==== The records ====
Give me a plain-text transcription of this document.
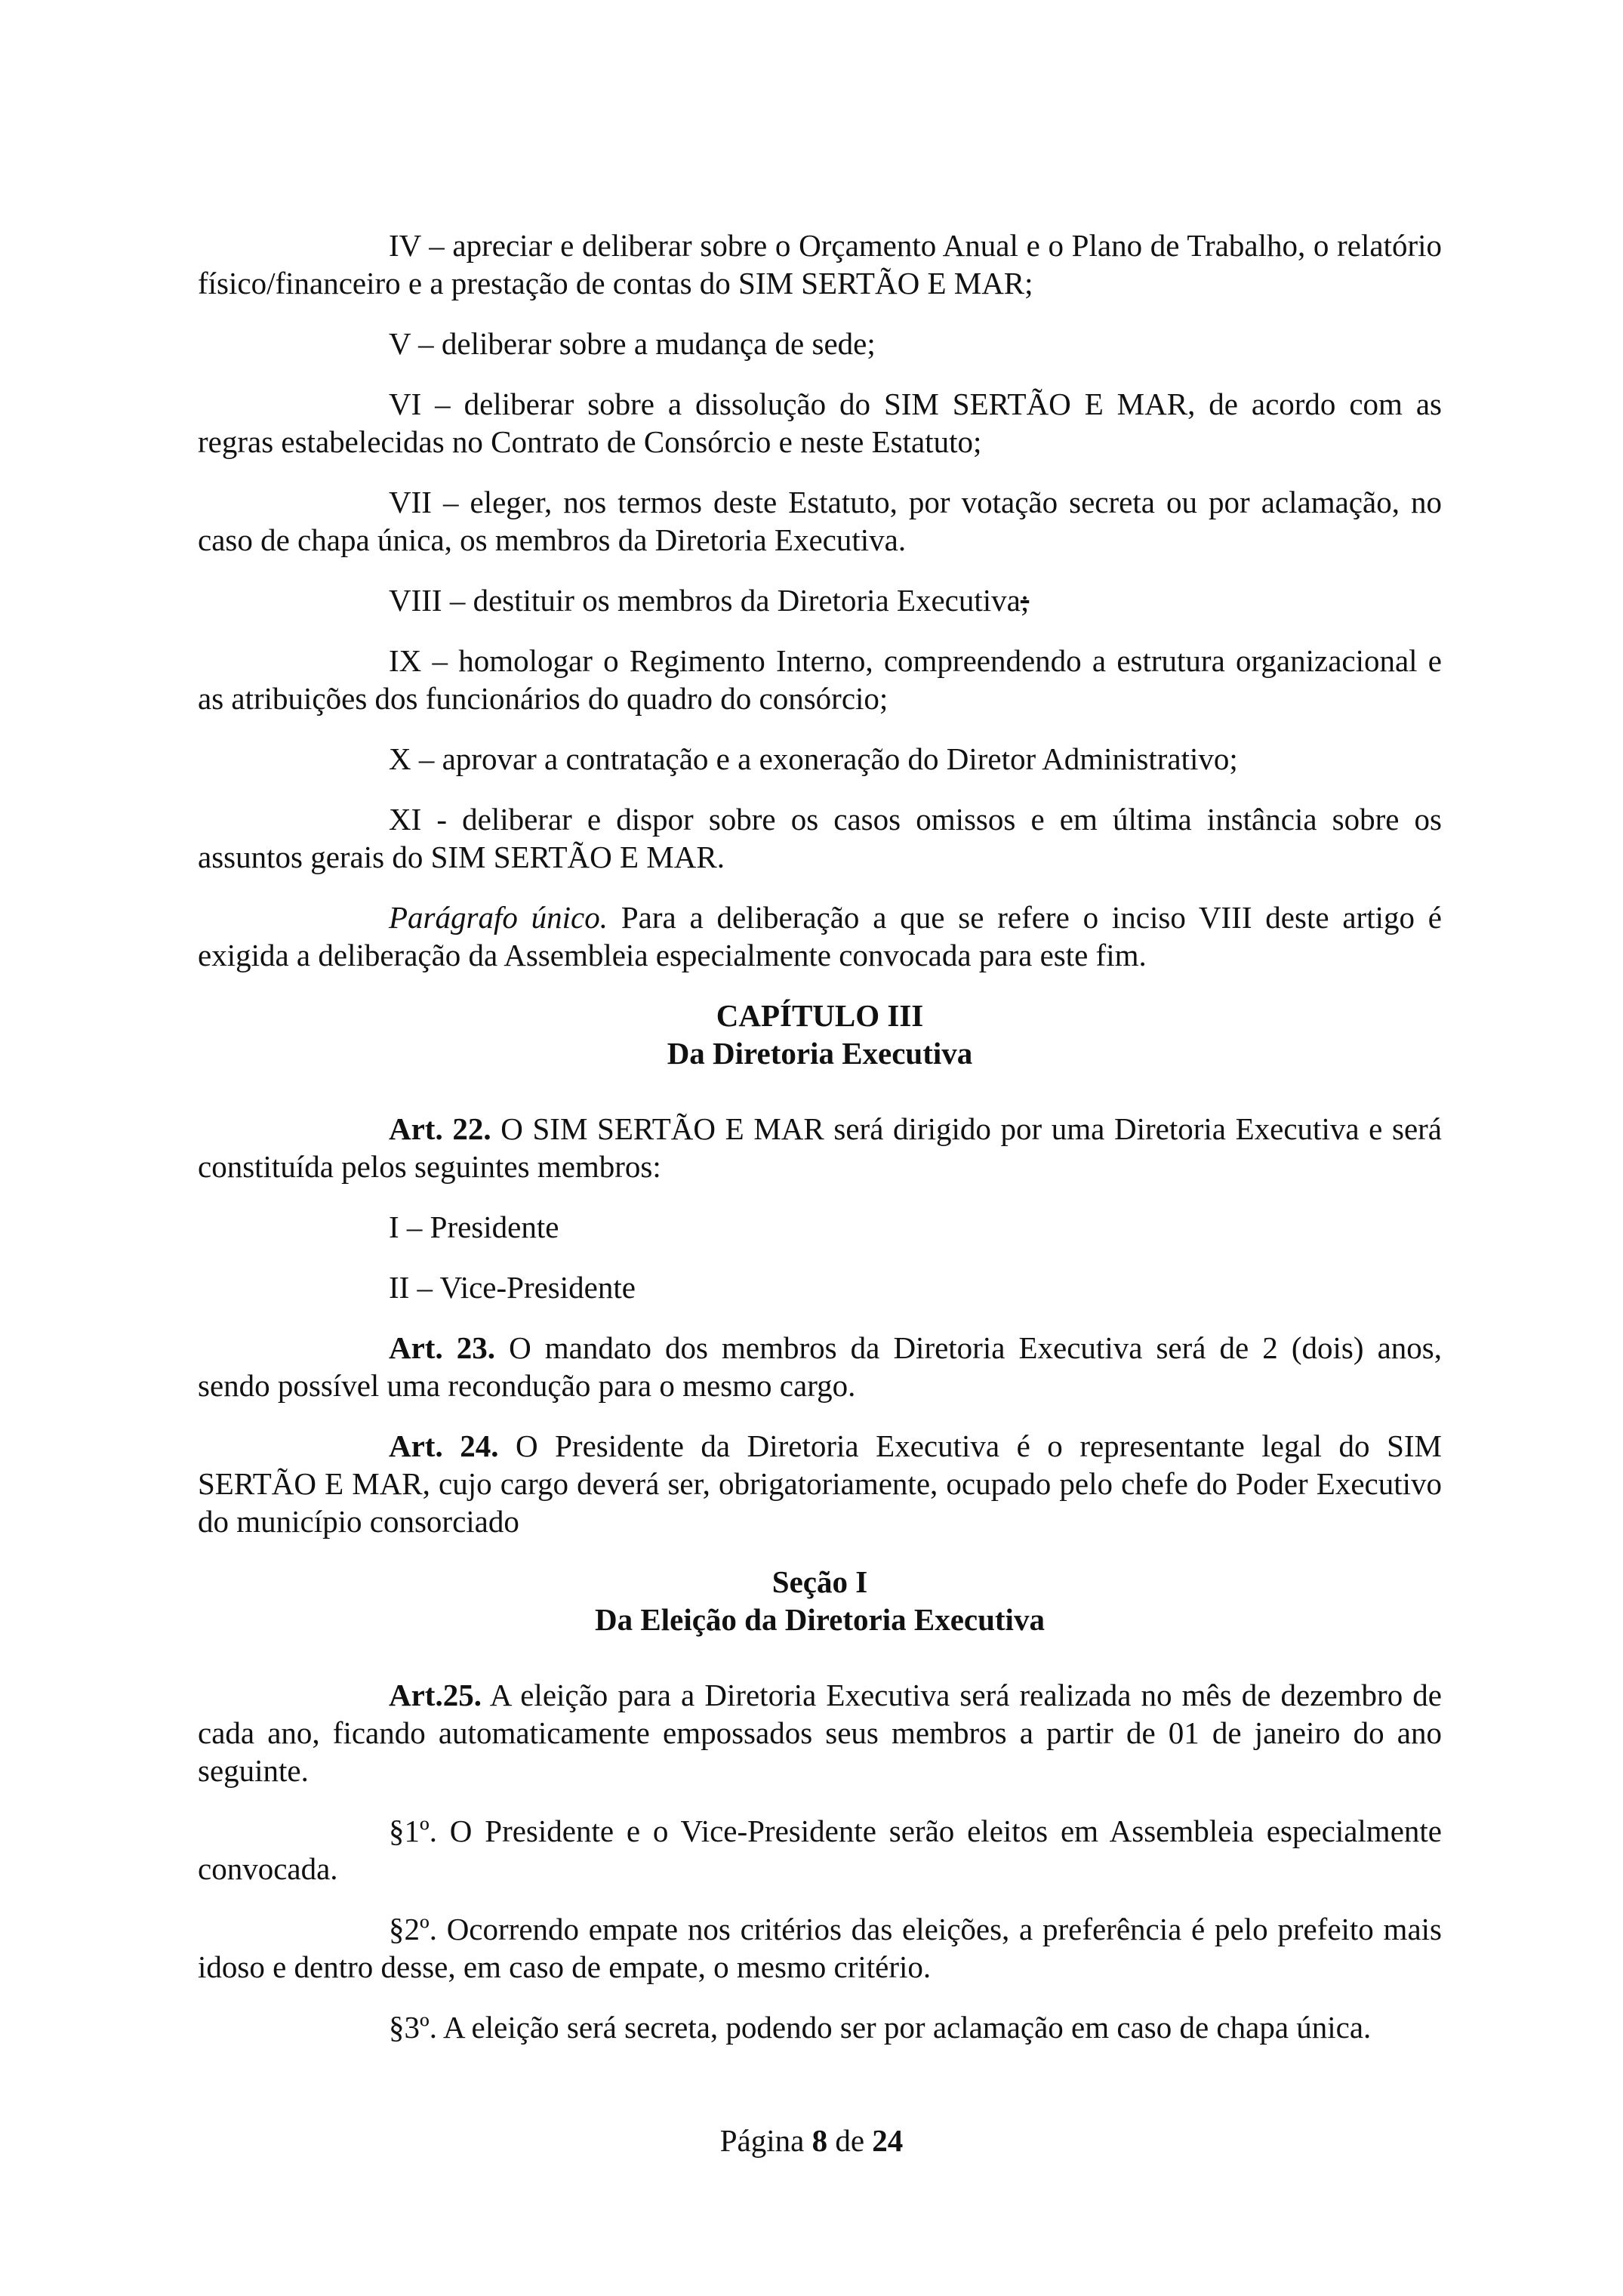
IV – apreciar e deliberar sobre o Orçamento Anual e o Plano de Trabalho, o relatório físico/financeiro e a prestação de contas do SIM SERTÃO E MAR;

V – deliberar sobre a mudança de sede;

VI – deliberar sobre a dissolução do SIM SERTÃO E MAR, de acordo com as regras estabelecidas no Contrato de Consórcio e neste Estatuto;

VII – eleger, nos termos deste Estatuto, por votação secreta ou por aclamação, no caso de chapa única, os membros da Diretoria Executiva.

VIII – destituir os membros da Diretoria Executiva;

IX – homologar o Regimento Interno, compreendendo a estrutura organizacional e as atribuições dos funcionários do quadro do consórcio;

X – aprovar a contratação e a exoneração do Diretor Administrativo;

XI - deliberar e dispor sobre os casos omissos e em última instância sobre os assuntos gerais do SIM SERTÃO E MAR.

Parágrafo único. Para a deliberação a que se refere o inciso VIII deste artigo é exigida a deliberação da Assembleia especialmente convocada para este fim.

CAPÍTULO III

Da Diretoria Executiva

Art. 22. O SIM SERTÃO E MAR será dirigido por uma Diretoria Executiva e será constituída pelos seguintes membros:

I – Presidente

II – Vice-Presidente

Art. 23. O mandato dos membros da Diretoria Executiva será de 2 (dois) anos, sendo possível uma recondução para o mesmo cargo.

Art. 24. O Presidente da Diretoria Executiva é o representante legal do SIM SERTÃO E MAR, cujo cargo deverá ser, obrigatoriamente, ocupado pelo chefe do Poder Executivo do município consorciado

Seção I

Da Eleição da Diretoria Executiva

Art.25. A eleição para a Diretoria Executiva será realizada no mês de dezembro de cada ano, ficando automaticamente empossados seus membros a partir de 01 de janeiro do ano seguinte.

§1º. O Presidente e o Vice-Presidente serão eleitos em Assembleia especialmente convocada.

§2º. Ocorrendo empate nos critérios das eleições, a preferência é pelo prefeito mais idoso e dentro desse, em caso de empate, o mesmo critério.

§3º. A eleição será secreta, podendo ser por aclamação em caso de chapa única.

Página 8 de 24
====
▸ **Problem description**
In the listing above, find each line with the word "convocada" and copy it.

▸ **Answer to the exercise**
Parágrafo único. Para a deliberação a que se refere o inciso VIII deste artigo é exigida a deliberação da Assembleia especialmente convocada para este fim.
§1º. O Presidente e o Vice-Presidente serão eleitos em Assembleia especialmente convocada.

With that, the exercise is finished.